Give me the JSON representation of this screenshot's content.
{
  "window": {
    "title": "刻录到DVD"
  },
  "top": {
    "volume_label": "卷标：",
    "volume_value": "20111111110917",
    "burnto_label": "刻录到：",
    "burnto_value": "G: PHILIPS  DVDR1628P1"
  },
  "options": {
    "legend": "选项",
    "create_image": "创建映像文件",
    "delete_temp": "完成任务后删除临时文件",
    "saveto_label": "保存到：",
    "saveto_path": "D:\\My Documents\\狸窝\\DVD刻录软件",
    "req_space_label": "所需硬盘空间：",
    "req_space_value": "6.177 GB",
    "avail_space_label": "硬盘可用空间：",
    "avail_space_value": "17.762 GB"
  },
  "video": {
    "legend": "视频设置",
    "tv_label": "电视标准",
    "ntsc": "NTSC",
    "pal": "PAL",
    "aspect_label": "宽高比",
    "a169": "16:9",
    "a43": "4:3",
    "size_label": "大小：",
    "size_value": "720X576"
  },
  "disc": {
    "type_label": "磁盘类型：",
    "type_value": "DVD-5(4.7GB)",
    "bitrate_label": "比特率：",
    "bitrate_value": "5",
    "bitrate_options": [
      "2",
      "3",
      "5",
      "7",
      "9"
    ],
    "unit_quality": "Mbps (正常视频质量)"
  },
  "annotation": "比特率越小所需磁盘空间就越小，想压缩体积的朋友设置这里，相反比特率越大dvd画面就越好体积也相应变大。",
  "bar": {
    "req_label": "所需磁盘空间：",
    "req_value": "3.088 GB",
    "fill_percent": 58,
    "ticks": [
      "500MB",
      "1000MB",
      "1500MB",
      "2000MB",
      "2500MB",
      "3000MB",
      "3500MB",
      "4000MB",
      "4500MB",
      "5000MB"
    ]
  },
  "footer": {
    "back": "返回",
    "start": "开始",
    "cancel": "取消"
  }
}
════
#### [Goal of the exercise]
Transcribe each record exactly. Leave nothing out.

#### [Expected output]
Give me the JSON representation of this screenshot's content.
{
  "window": {
    "title": "刻录到DVD"
  },
  "top": {
    "volume_label": "卷标：",
    "volume_value": "20111111110917",
    "burnto_label": "刻录到：",
    "burnto_value": "G: PHILIPS  DVDR1628P1"
  },
  "options": {
    "legend": "选项",
    "create_image": "创建映像文件",
    "delete_temp": "完成任务后删除临时文件",
    "saveto_label": "保存到：",
    "saveto_path": "D:\\My Documents\\狸窝\\DVD刻录软件",
    "req_space_label": "所需硬盘空间：",
    "req_space_value": "6.177 GB",
    "avail_space_label": "硬盘可用空间：",
    "avail_space_value": "17.762 GB"
  },
  "video": {
    "legend": "视频设置",
    "tv_label": "电视标准",
    "ntsc": "NTSC",
    "pal": "PAL",
    "aspect_label": "宽高比",
    "a169": "16:9",
    "a43": "4:3",
    "size_label": "大小：",
    "size_value": "720X576"
  },
  "disc": {
    "type_label": "磁盘类型：",
    "type_value": "DVD-5(4.7GB)",
    "bitrate_label": "比特率：",
    "bitrate_value": "5",
    "bitrate_options": [
      "2",
      "3",
      "5",
      "7",
      "9"
    ],
    "unit_quality": "Mbps (正常视频质量)"
  },
  "annotation": "比特率越小所需磁盘空间就越小，想压缩体积的朋友设置这里，相反比特率越大dvd画面就越好体积也相应变大。",
  "bar": {
    "req_label": "所需磁盘空间：",
    "req_value": "3.088 GB",
    "fill_percent": 58,
    "ticks": [
      "500MB",
      "1000MB",
      "1500MB",
      "2000MB",
      "2500MB",
      "3000MB",
      "3500MB",
      "4000MB",
      "4500MB",
      "5000MB"
    ]
  },
  "footer": {
    "back": "返回",
    "start": "开始",
    "cancel": "取消"
  }
}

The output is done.